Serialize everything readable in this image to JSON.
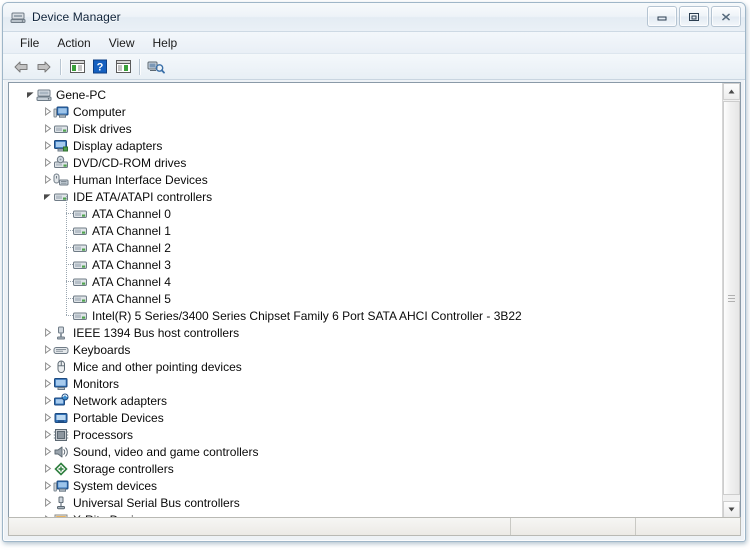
{
  "window": {
    "title": "Device Manager",
    "icon": "device-manager-icon",
    "caption_buttons": [
      {
        "name": "minimize-button",
        "glyph": "minimize"
      },
      {
        "name": "restore-button",
        "glyph": "restore"
      },
      {
        "name": "close-button",
        "glyph": "close"
      }
    ]
  },
  "menu": {
    "items": [
      {
        "label": "File"
      },
      {
        "label": "Action"
      },
      {
        "label": "View"
      },
      {
        "label": "Help"
      }
    ]
  },
  "toolbar": {
    "buttons": [
      {
        "name": "back-button",
        "icon": "back-arrow-icon"
      },
      {
        "name": "forward-button",
        "icon": "forward-arrow-icon"
      },
      {
        "name": "separator-1",
        "icon": "separator"
      },
      {
        "name": "show-hide-console-tree-button",
        "icon": "console-tree-icon"
      },
      {
        "name": "help-button",
        "icon": "help-question-icon"
      },
      {
        "name": "properties-button",
        "icon": "properties-icon"
      },
      {
        "name": "separator-2",
        "icon": "separator"
      },
      {
        "name": "scan-for-hardware-changes-button",
        "icon": "scan-hardware-icon"
      }
    ]
  },
  "tree": {
    "nodes": [
      {
        "label": "Gene-PC",
        "depth": 0,
        "state": "expanded",
        "icon": "computer-root-icon"
      },
      {
        "label": "Computer",
        "depth": 1,
        "state": "collapsed",
        "icon": "computer-icon"
      },
      {
        "label": "Disk drives",
        "depth": 1,
        "state": "collapsed",
        "icon": "disk-drive-icon"
      },
      {
        "label": "Display adapters",
        "depth": 1,
        "state": "collapsed",
        "icon": "display-adapter-icon"
      },
      {
        "label": "DVD/CD-ROM drives",
        "depth": 1,
        "state": "collapsed",
        "icon": "dvd-drive-icon"
      },
      {
        "label": "Human Interface Devices",
        "depth": 1,
        "state": "collapsed",
        "icon": "hid-icon"
      },
      {
        "label": "IDE ATA/ATAPI controllers",
        "depth": 1,
        "state": "expanded",
        "icon": "ide-controller-icon"
      },
      {
        "label": "ATA Channel 0",
        "depth": 2,
        "state": "leaf",
        "icon": "ata-channel-icon"
      },
      {
        "label": "ATA Channel 1",
        "depth": 2,
        "state": "leaf",
        "icon": "ata-channel-icon"
      },
      {
        "label": "ATA Channel 2",
        "depth": 2,
        "state": "leaf",
        "icon": "ata-channel-icon"
      },
      {
        "label": "ATA Channel 3",
        "depth": 2,
        "state": "leaf",
        "icon": "ata-channel-icon"
      },
      {
        "label": "ATA Channel 4",
        "depth": 2,
        "state": "leaf",
        "icon": "ata-channel-icon"
      },
      {
        "label": "ATA Channel 5",
        "depth": 2,
        "state": "leaf",
        "icon": "ata-channel-icon"
      },
      {
        "label": "Intel(R) 5 Series/3400 Series Chipset Family 6 Port SATA AHCI Controller - 3B22",
        "depth": 2,
        "state": "leaf",
        "icon": "ata-channel-icon"
      },
      {
        "label": "IEEE 1394 Bus host controllers",
        "depth": 1,
        "state": "collapsed",
        "icon": "ieee1394-icon"
      },
      {
        "label": "Keyboards",
        "depth": 1,
        "state": "collapsed",
        "icon": "keyboard-icon"
      },
      {
        "label": "Mice and other pointing devices",
        "depth": 1,
        "state": "collapsed",
        "icon": "mouse-icon"
      },
      {
        "label": "Monitors",
        "depth": 1,
        "state": "collapsed",
        "icon": "monitor-icon"
      },
      {
        "label": "Network adapters",
        "depth": 1,
        "state": "collapsed",
        "icon": "network-adapter-icon"
      },
      {
        "label": "Portable Devices",
        "depth": 1,
        "state": "collapsed",
        "icon": "portable-device-icon"
      },
      {
        "label": "Processors",
        "depth": 1,
        "state": "collapsed",
        "icon": "processor-icon"
      },
      {
        "label": "Sound, video and game controllers",
        "depth": 1,
        "state": "collapsed",
        "icon": "sound-icon"
      },
      {
        "label": "Storage controllers",
        "depth": 1,
        "state": "collapsed",
        "icon": "storage-controller-icon"
      },
      {
        "label": "System devices",
        "depth": 1,
        "state": "collapsed",
        "icon": "system-device-icon"
      },
      {
        "label": "Universal Serial Bus controllers",
        "depth": 1,
        "state": "collapsed",
        "icon": "usb-controller-icon"
      },
      {
        "label": "X-Rite Devices",
        "depth": 1,
        "state": "collapsed",
        "icon": "xrite-device-icon"
      }
    ]
  },
  "scrollbar": {
    "up_icon": "scroll-up-arrow-icon",
    "down_icon": "scroll-down-arrow-icon",
    "grip_icon": "scrollbar-grip-icon"
  },
  "statusbar": {
    "main": "",
    "secondary": "",
    "tertiary": ""
  }
}
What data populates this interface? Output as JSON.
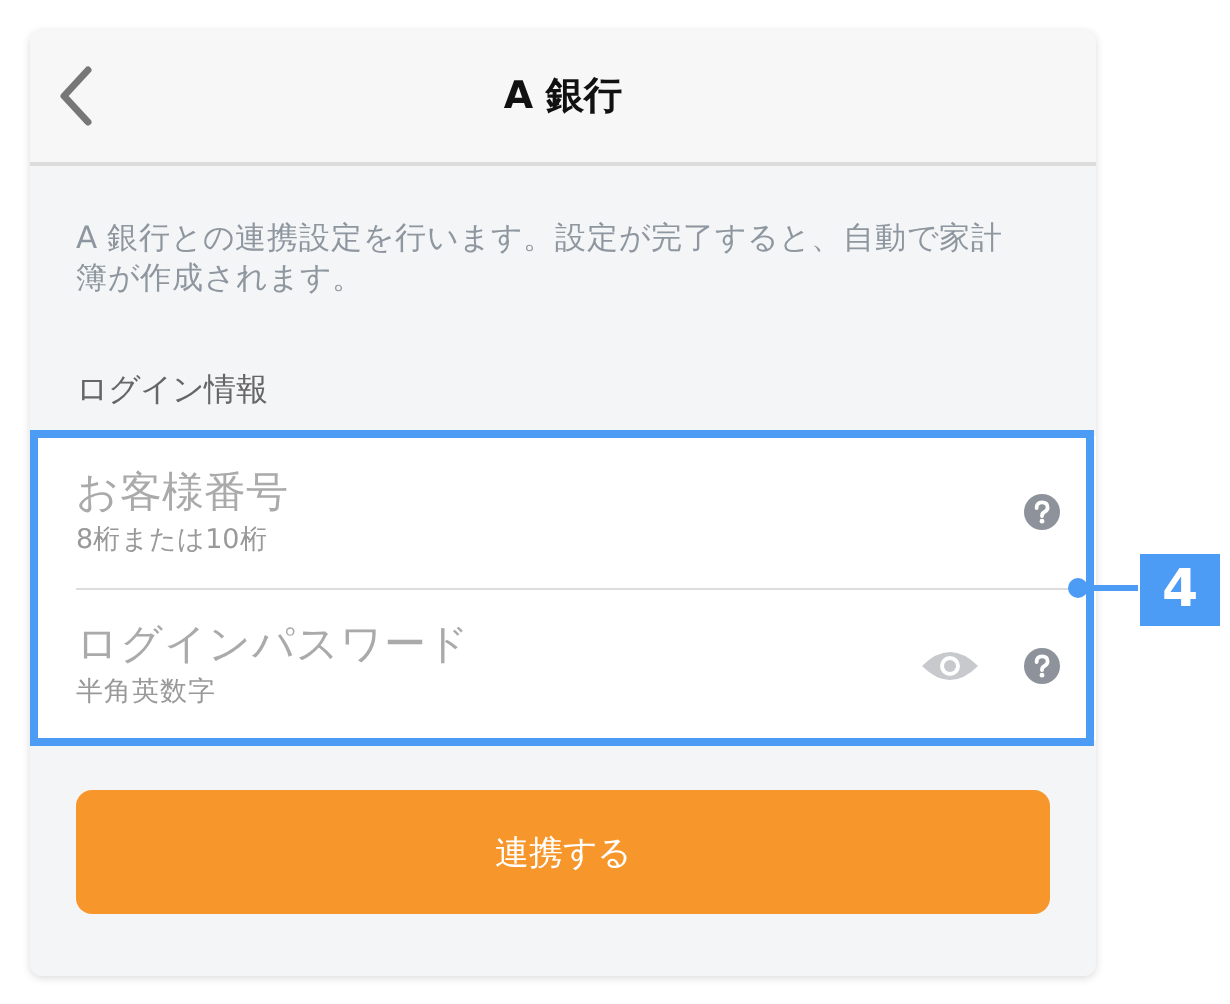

**Directive:** Every line above should be returned word for word, with the pictures left behind.

**Task result:**
Serialize everything readable in this image to JSON.
{
  "window": {
    "title": "Device Manager",
    "icon": "device-manager-icon",
    "caption_buttons": [
      {
        "name": "minimize-button",
        "glyph": "minimize"
      },
      {
        "name": "restore-button",
        "glyph": "restore"
      },
      {
        "name": "close-button",
        "glyph": "close"
      }
    ]
  },
  "menu": {
    "items": [
      {
        "label": "File"
      },
      {
        "label": "Action"
      },
      {
        "label": "View"
      },
      {
        "label": "Help"
      }
    ]
  },
  "toolbar": {
    "buttons": [
      {
        "name": "back-button",
        "icon": "back-arrow-icon"
      },
      {
        "name": "forward-button",
        "icon": "forward-arrow-icon"
      },
      {
        "name": "separator-1",
        "icon": "separator"
      },
      {
        "name": "show-hide-console-tree-button",
        "icon": "console-tree-icon"
      },
      {
        "name": "help-button",
        "icon": "help-question-icon"
      },
      {
        "name": "properties-button",
        "icon": "properties-icon"
      },
      {
        "name": "separator-2",
        "icon": "separator"
      },
      {
        "name": "scan-for-hardware-changes-button",
        "icon": "scan-hardware-icon"
      }
    ]
  },
  "tree": {
    "nodes": [
      {
        "label": "Gene-PC",
        "depth": 0,
        "state": "expanded",
        "icon": "computer-root-icon"
      },
      {
        "label": "Computer",
        "depth": 1,
        "state": "collapsed",
        "icon": "computer-icon"
      },
      {
        "label": "Disk drives",
        "depth": 1,
        "state": "collapsed",
        "icon": "disk-drive-icon"
      },
      {
        "label": "Display adapters",
        "depth": 1,
        "state": "collapsed",
        "icon": "display-adapter-icon"
      },
      {
        "label": "DVD/CD-ROM drives",
        "depth": 1,
        "state": "collapsed",
        "icon": "dvd-drive-icon"
      },
      {
        "label": "Human Interface Devices",
        "depth": 1,
        "state": "collapsed",
        "icon": "hid-icon"
      },
      {
        "label": "IDE ATA/ATAPI controllers",
        "depth": 1,
        "state": "expanded",
        "icon": "ide-controller-icon"
      },
      {
        "label": "ATA Channel 0",
        "depth": 2,
        "state": "leaf",
        "icon": "ata-channel-icon"
      },
      {
        "label": "ATA Channel 1",
        "depth": 2,
        "state": "leaf",
        "icon": "ata-channel-icon"
      },
      {
        "label": "ATA Channel 2",
        "depth": 2,
        "state": "leaf",
        "icon": "ata-channel-icon"
      },
      {
        "label": "ATA Channel 3",
        "depth": 2,
        "state": "leaf",
        "icon": "ata-channel-icon"
      },
      {
        "label": "ATA Channel 4",
        "depth": 2,
        "state": "leaf",
        "icon": "ata-channel-icon"
      },
      {
        "label": "ATA Channel 5",
        "depth": 2,
        "state": "leaf",
        "icon": "ata-channel-icon"
      },
      {
        "label": "Intel(R) 5 Series/3400 Series Chipset Family 6 Port SATA AHCI Controller - 3B22",
        "depth": 2,
        "state": "leaf",
        "icon": "ata-channel-icon"
      },
      {
        "label": "IEEE 1394 Bus host controllers",
        "depth": 1,
        "state": "collapsed",
        "icon": "ieee1394-icon"
      },
      {
        "label": "Keyboards",
        "depth": 1,
        "state": "collapsed",
        "icon": "keyboard-icon"
      },
      {
        "label": "Mice and other pointing devices",
        "depth": 1,
        "state": "collapsed",
        "icon": "mouse-icon"
      },
      {
        "label": "Monitors",
        "depth": 1,
        "state": "collapsed",
        "icon": "monitor-icon"
      },
      {
        "label": "Network adapters",
        "depth": 1,
        "state": "collapsed",
        "icon": "network-adapter-icon"
      },
      {
        "label": "Portable Devices",
        "depth": 1,
        "state": "collapsed",
        "icon": "portable-device-icon"
      },
      {
        "label": "Processors",
        "depth": 1,
        "state": "collapsed",
        "icon": "processor-icon"
      },
      {
        "label": "Sound, video and game controllers",
        "depth": 1,
        "state": "collapsed",
        "icon": "sound-icon"
      },
      {
        "label": "Storage controllers",
        "depth": 1,
        "state": "collapsed",
        "icon": "storage-controller-icon"
      },
      {
        "label": "System devices",
        "depth": 1,
        "state": "collapsed",
        "icon": "system-device-icon"
      },
      {
        "label": "Universal Serial Bus controllers",
        "depth": 1,
        "state": "collapsed",
        "icon": "usb-controller-icon"
      },
      {
        "label": "X-Rite Devices",
        "depth": 1,
        "state": "collapsed",
        "icon": "xrite-device-icon"
      }
    ]
  },
  "scrollbar": {
    "up_icon": "scroll-up-arrow-icon",
    "down_icon": "scroll-down-arrow-icon",
    "grip_icon": "scrollbar-grip-icon"
  },
  "statusbar": {
    "main": "",
    "secondary": "",
    "tertiary": ""
  }
}
What data populates this interface? Output as JSON.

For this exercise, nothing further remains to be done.